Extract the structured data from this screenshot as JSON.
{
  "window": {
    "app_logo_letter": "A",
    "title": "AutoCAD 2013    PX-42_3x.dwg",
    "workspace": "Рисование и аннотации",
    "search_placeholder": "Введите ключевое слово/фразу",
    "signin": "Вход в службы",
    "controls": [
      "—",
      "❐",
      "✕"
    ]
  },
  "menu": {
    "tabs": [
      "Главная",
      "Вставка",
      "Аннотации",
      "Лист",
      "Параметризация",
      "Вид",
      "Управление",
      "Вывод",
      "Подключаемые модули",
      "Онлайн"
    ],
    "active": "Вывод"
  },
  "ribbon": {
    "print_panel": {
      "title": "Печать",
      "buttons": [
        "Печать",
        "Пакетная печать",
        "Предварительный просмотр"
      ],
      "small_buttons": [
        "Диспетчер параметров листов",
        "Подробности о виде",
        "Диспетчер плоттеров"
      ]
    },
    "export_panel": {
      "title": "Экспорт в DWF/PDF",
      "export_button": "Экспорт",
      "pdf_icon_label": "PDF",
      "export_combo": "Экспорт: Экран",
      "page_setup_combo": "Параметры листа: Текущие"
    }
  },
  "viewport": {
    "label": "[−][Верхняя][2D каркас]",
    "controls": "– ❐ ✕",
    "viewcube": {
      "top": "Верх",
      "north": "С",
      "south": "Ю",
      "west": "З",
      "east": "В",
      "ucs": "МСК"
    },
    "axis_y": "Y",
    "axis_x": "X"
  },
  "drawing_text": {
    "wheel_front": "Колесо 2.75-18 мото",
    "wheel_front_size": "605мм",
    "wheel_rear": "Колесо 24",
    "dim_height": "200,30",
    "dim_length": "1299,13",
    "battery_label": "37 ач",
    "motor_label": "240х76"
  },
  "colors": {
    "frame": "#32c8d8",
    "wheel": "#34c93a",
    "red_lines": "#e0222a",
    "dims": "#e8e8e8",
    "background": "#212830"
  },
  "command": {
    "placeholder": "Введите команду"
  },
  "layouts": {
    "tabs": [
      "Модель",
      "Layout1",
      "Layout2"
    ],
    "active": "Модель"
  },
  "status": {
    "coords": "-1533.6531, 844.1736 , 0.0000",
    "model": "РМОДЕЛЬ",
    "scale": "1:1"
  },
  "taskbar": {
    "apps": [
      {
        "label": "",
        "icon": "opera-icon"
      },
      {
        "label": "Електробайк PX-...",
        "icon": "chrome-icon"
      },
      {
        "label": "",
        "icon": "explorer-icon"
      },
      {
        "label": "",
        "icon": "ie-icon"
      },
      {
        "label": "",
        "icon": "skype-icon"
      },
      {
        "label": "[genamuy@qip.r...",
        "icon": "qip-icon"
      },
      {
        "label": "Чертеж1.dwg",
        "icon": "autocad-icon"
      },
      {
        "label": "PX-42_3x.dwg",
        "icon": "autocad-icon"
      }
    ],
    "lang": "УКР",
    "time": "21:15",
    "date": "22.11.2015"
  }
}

[THE EXERCISE] Write out the full listing, keeping every line exactly as it is.

[EXERCISE SOLUTION]
Extract the structured data from this screenshot as JSON.
{
  "window": {
    "app_logo_letter": "A",
    "title": "AutoCAD 2013    PX-42_3x.dwg",
    "workspace": "Рисование и аннотации",
    "search_placeholder": "Введите ключевое слово/фразу",
    "signin": "Вход в службы",
    "controls": [
      "—",
      "❐",
      "✕"
    ]
  },
  "menu": {
    "tabs": [
      "Главная",
      "Вставка",
      "Аннотации",
      "Лист",
      "Параметризация",
      "Вид",
      "Управление",
      "Вывод",
      "Подключаемые модули",
      "Онлайн"
    ],
    "active": "Вывод"
  },
  "ribbon": {
    "print_panel": {
      "title": "Печать",
      "buttons": [
        "Печать",
        "Пакетная печать",
        "Предварительный просмотр"
      ],
      "small_buttons": [
        "Диспетчер параметров листов",
        "Подробности о виде",
        "Диспетчер плоттеров"
      ]
    },
    "export_panel": {
      "title": "Экспорт в DWF/PDF",
      "export_button": "Экспорт",
      "pdf_icon_label": "PDF",
      "export_combo": "Экспорт: Экран",
      "page_setup_combo": "Параметры листа: Текущие"
    }
  },
  "viewport": {
    "label": "[−][Верхняя][2D каркас]",
    "controls": "– ❐ ✕",
    "viewcube": {
      "top": "Верх",
      "north": "С",
      "south": "Ю",
      "west": "З",
      "east": "В",
      "ucs": "МСК"
    },
    "axis_y": "Y",
    "axis_x": "X"
  },
  "drawing_text": {
    "wheel_front": "Колесо 2.75-18 мото",
    "wheel_front_size": "605мм",
    "wheel_rear": "Колесо 24",
    "dim_height": "200,30",
    "dim_length": "1299,13",
    "battery_label": "37 ач",
    "motor_label": "240х76"
  },
  "colors": {
    "frame": "#32c8d8",
    "wheel": "#34c93a",
    "red_lines": "#e0222a",
    "dims": "#e8e8e8",
    "background": "#212830"
  },
  "command": {
    "placeholder": "Введите команду"
  },
  "layouts": {
    "tabs": [
      "Модель",
      "Layout1",
      "Layout2"
    ],
    "active": "Модель"
  },
  "status": {
    "coords": "-1533.6531, 844.1736 , 0.0000",
    "model": "РМОДЕЛЬ",
    "scale": "1:1"
  },
  "taskbar": {
    "apps": [
      {
        "label": "",
        "icon": "opera-icon"
      },
      {
        "label": "Електробайк PX-...",
        "icon": "chrome-icon"
      },
      {
        "label": "",
        "icon": "explorer-icon"
      },
      {
        "label": "",
        "icon": "ie-icon"
      },
      {
        "label": "",
        "icon": "skype-icon"
      },
      {
        "label": "[genamuy@qip.r...",
        "icon": "qip-icon"
      },
      {
        "label": "Чертеж1.dwg",
        "icon": "autocad-icon"
      },
      {
        "label": "PX-42_3x.dwg",
        "icon": "autocad-icon"
      }
    ],
    "lang": "УКР",
    "time": "21:15",
    "date": "22.11.2015"
  }
}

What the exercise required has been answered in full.